Exercise directions:
Identify the lines that contain the string "xlabel", then copy each of them.

Data provided:

============

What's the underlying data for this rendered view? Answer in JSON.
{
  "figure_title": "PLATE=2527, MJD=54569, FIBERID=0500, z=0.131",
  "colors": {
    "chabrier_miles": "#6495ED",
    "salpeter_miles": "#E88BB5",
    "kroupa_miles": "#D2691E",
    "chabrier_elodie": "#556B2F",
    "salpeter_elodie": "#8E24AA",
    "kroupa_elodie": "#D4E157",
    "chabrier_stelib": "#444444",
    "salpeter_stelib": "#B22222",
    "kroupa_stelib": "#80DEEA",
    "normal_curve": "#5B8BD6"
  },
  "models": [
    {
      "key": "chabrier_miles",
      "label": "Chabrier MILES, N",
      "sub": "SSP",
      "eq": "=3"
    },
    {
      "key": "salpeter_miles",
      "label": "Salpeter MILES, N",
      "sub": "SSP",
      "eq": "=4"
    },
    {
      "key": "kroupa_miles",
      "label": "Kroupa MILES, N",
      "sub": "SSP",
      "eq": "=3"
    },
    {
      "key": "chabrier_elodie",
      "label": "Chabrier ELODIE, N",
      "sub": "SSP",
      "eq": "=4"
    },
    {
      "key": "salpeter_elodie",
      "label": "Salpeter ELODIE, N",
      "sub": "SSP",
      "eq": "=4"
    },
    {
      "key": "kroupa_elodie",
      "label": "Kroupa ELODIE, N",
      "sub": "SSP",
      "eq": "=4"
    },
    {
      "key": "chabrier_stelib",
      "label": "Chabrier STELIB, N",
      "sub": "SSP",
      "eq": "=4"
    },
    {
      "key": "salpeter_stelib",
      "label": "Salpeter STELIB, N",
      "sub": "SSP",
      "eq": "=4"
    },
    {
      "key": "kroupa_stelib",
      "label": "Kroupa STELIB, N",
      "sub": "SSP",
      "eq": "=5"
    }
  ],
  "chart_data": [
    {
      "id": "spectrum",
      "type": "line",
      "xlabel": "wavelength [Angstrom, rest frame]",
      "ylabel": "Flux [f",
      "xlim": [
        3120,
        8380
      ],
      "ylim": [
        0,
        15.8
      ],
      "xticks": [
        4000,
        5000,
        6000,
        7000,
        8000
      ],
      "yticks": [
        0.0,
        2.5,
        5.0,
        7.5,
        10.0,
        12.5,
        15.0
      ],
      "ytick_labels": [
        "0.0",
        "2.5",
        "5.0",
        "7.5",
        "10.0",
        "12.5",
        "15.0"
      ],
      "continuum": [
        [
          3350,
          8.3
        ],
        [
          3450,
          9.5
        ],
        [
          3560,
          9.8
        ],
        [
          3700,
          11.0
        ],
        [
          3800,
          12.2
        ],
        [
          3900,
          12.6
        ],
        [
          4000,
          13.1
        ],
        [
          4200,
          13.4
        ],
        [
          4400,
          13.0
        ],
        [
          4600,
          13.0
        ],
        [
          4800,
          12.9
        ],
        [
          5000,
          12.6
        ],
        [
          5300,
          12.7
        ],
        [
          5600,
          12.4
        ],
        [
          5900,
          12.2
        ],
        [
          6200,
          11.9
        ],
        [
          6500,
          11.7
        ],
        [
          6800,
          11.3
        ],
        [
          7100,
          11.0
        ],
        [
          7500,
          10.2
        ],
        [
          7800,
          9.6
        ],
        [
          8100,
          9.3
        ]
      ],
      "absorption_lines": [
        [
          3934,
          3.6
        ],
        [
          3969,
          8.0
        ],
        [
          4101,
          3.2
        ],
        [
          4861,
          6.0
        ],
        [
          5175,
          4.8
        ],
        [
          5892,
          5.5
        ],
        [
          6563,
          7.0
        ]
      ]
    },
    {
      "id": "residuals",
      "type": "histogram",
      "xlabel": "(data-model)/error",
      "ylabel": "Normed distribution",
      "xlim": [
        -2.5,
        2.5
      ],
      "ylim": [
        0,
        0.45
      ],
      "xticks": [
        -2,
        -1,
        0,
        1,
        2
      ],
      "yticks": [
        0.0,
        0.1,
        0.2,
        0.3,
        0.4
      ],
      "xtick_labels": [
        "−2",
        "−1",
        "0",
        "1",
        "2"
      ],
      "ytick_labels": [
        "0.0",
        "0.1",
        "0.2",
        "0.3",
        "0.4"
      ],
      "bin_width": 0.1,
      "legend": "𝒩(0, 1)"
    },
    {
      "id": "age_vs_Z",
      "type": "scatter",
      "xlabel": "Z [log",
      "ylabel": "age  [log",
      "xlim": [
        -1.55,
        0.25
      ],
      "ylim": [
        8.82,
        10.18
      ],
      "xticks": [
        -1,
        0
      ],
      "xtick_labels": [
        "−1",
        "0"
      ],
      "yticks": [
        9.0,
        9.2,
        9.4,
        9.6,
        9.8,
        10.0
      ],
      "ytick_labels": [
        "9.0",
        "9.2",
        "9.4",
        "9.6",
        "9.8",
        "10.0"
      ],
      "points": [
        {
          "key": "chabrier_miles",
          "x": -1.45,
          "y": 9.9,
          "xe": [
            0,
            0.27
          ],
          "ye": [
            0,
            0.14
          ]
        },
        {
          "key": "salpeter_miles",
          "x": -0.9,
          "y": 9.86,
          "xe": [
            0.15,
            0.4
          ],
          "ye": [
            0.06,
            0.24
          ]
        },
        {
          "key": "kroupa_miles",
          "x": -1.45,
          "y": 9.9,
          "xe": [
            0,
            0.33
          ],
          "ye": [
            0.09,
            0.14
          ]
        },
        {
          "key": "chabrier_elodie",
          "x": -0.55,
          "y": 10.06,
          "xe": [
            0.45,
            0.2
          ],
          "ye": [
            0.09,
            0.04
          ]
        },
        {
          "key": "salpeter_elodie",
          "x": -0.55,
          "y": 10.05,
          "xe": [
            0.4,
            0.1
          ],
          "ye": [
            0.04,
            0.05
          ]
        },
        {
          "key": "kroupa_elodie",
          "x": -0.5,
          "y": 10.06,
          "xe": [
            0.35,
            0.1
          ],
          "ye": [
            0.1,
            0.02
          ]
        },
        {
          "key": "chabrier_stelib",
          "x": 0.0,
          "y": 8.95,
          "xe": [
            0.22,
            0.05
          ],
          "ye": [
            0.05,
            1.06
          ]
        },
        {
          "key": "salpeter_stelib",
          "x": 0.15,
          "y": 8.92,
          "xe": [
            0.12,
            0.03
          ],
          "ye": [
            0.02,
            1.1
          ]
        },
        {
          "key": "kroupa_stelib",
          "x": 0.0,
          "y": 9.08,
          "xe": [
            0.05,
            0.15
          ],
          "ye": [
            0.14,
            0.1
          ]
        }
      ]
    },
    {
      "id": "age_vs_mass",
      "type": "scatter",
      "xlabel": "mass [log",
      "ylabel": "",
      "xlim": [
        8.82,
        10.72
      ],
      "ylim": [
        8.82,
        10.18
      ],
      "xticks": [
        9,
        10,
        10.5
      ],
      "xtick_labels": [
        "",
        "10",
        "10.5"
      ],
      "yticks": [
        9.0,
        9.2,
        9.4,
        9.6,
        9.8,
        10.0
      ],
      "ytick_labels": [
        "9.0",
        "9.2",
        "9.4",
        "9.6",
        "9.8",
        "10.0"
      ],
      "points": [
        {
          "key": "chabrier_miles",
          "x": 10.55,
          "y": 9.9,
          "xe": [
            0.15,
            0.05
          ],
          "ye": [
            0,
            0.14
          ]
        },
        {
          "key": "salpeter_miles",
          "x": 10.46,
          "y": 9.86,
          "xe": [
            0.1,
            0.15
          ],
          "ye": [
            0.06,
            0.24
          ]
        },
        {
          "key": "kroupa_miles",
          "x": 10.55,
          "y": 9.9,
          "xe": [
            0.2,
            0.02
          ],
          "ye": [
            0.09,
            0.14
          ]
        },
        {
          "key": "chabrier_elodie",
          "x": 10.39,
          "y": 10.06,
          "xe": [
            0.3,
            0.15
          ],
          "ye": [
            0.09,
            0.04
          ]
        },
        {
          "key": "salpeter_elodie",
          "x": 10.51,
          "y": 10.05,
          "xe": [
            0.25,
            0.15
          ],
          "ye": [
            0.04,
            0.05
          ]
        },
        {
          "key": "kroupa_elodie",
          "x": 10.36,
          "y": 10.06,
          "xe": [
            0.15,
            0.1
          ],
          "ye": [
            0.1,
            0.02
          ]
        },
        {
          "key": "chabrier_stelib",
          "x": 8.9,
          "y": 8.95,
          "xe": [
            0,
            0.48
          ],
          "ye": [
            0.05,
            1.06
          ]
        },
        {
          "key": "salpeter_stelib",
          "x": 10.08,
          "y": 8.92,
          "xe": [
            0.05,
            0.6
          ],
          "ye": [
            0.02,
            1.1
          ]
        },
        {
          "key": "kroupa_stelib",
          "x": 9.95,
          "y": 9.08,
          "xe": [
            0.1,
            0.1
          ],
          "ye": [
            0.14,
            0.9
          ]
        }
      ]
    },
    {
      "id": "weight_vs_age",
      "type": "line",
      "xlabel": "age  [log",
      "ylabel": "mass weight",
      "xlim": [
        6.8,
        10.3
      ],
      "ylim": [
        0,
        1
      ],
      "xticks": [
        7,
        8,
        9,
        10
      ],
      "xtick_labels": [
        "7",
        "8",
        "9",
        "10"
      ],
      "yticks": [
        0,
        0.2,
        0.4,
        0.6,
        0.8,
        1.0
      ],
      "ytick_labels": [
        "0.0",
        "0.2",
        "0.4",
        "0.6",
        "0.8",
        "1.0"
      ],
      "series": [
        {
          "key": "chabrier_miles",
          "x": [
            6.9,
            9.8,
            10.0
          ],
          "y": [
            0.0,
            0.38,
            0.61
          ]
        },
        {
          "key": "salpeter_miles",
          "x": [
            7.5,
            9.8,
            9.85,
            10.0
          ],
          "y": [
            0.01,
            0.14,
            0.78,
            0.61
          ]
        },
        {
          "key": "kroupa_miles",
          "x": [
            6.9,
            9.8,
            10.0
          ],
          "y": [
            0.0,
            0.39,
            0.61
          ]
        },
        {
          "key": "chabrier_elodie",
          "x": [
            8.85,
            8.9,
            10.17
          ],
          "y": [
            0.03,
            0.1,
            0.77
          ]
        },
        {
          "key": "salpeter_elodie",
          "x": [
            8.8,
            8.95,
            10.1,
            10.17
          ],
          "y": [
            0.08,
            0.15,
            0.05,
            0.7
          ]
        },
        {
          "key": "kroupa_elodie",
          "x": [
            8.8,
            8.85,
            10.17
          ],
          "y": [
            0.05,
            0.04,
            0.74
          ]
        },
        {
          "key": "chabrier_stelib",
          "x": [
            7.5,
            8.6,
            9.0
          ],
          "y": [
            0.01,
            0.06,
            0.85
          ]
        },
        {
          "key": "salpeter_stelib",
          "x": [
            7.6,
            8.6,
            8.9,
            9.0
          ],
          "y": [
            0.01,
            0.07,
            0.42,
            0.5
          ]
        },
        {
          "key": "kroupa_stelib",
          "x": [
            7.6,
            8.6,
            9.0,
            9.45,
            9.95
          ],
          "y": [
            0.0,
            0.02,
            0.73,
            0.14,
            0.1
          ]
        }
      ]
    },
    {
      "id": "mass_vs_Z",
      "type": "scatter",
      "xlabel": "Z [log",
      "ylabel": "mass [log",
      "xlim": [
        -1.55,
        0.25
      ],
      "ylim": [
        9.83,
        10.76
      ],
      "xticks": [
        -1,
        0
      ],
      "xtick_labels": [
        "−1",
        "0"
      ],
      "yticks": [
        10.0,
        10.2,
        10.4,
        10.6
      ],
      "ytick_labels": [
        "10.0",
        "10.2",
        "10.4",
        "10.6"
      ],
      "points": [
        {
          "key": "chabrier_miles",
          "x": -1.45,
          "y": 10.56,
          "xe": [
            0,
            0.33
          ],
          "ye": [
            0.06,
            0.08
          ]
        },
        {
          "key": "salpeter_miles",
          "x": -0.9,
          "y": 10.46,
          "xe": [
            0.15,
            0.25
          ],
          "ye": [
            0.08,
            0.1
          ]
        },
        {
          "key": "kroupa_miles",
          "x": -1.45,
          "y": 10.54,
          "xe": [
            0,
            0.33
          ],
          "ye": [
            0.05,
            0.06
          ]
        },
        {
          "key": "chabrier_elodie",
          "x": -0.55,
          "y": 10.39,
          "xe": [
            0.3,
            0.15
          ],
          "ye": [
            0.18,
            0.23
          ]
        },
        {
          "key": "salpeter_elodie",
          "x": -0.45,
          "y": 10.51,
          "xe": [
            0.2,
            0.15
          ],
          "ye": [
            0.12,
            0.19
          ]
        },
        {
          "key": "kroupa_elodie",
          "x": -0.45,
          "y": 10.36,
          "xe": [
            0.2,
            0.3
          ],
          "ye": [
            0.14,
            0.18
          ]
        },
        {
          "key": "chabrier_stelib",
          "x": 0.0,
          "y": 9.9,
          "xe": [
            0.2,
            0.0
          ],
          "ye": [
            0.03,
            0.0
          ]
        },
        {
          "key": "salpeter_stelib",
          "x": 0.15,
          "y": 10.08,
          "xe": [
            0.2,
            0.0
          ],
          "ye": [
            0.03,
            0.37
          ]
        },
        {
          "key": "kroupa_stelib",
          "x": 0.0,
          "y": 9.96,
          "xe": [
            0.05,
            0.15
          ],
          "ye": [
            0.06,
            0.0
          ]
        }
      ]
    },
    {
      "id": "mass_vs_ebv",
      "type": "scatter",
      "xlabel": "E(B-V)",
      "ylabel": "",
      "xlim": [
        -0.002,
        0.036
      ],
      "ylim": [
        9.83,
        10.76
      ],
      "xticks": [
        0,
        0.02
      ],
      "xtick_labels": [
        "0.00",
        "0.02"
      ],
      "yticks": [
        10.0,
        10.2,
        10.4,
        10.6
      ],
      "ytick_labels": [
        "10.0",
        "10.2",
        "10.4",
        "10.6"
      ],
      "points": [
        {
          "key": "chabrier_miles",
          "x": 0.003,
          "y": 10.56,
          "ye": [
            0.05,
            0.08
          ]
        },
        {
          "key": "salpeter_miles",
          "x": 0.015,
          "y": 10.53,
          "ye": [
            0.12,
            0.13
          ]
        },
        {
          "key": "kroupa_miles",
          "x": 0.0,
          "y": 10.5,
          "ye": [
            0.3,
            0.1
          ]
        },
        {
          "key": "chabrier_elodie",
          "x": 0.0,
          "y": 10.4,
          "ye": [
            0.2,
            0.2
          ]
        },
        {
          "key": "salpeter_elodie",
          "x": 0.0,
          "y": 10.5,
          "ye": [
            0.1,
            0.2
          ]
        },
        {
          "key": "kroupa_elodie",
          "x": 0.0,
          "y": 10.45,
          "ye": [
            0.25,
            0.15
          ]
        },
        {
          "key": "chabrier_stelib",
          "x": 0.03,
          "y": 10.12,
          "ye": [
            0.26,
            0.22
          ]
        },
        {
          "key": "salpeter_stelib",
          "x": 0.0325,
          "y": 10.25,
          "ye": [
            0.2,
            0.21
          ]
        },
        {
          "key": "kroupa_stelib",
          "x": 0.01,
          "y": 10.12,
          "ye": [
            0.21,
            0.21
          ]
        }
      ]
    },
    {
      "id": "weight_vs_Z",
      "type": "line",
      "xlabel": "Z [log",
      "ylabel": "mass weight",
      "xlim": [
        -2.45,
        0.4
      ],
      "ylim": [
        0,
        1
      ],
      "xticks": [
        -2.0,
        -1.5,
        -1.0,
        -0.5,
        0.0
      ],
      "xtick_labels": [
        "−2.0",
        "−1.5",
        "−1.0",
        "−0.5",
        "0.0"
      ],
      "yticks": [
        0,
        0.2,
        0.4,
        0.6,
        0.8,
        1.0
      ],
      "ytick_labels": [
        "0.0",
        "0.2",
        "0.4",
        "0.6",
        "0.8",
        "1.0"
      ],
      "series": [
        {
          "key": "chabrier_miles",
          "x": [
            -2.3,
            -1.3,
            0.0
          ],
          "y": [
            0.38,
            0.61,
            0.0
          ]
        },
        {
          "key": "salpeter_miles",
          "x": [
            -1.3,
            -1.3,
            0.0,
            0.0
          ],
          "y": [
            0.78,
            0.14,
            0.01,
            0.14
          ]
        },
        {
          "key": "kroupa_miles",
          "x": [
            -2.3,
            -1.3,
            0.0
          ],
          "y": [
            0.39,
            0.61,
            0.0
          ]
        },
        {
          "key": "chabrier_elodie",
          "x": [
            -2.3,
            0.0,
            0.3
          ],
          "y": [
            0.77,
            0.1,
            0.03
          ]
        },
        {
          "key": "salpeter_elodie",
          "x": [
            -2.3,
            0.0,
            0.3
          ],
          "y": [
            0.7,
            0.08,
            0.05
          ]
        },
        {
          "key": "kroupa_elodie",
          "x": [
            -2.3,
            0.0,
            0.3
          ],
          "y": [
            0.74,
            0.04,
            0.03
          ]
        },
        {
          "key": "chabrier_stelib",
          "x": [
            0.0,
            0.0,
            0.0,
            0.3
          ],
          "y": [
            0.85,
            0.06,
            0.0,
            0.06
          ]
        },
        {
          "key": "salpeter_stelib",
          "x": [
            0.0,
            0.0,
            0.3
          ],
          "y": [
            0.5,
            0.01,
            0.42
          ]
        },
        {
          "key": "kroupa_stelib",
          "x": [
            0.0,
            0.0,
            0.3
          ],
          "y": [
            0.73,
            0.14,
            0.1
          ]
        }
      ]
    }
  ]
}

============

Response to the task:
      "xlabel": "wavelength [Angstrom, rest frame]",
      "xlabel": "(data-model)/error",
      "xlabel": "Z [log",
      "xlabel": "mass [log",
      "xlabel": "age  [log",
      "xlabel": "Z [log",
      "xlabel": "E(B-V)",
      "xlabel": "Z [log",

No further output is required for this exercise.